Exercise:
Give every entry again, word for word.

(Figure contents as structured data)
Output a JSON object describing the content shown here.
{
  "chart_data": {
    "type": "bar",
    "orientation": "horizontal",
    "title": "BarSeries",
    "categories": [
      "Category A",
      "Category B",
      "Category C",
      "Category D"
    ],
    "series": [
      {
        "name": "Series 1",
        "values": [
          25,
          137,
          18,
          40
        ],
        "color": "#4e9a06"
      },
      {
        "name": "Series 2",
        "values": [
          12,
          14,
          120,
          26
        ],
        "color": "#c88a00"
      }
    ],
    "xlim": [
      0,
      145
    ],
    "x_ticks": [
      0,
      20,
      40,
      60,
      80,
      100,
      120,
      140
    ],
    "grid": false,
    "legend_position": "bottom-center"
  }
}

Complete answer:
Output a JSON object describing the content shown here.
{
  "chart_data": {
    "type": "bar",
    "orientation": "horizontal",
    "title": "BarSeries",
    "categories": [
      "Category A",
      "Category B",
      "Category C",
      "Category D"
    ],
    "series": [
      {
        "name": "Series 1",
        "values": [
          25,
          137,
          18,
          40
        ],
        "color": "#4e9a06"
      },
      {
        "name": "Series 2",
        "values": [
          12,
          14,
          120,
          26
        ],
        "color": "#c88a00"
      }
    ],
    "xlim": [
      0,
      145
    ],
    "x_ticks": [
      0,
      20,
      40,
      60,
      80,
      100,
      120,
      140
    ],
    "grid": false,
    "legend_position": "bottom-center"
  }
}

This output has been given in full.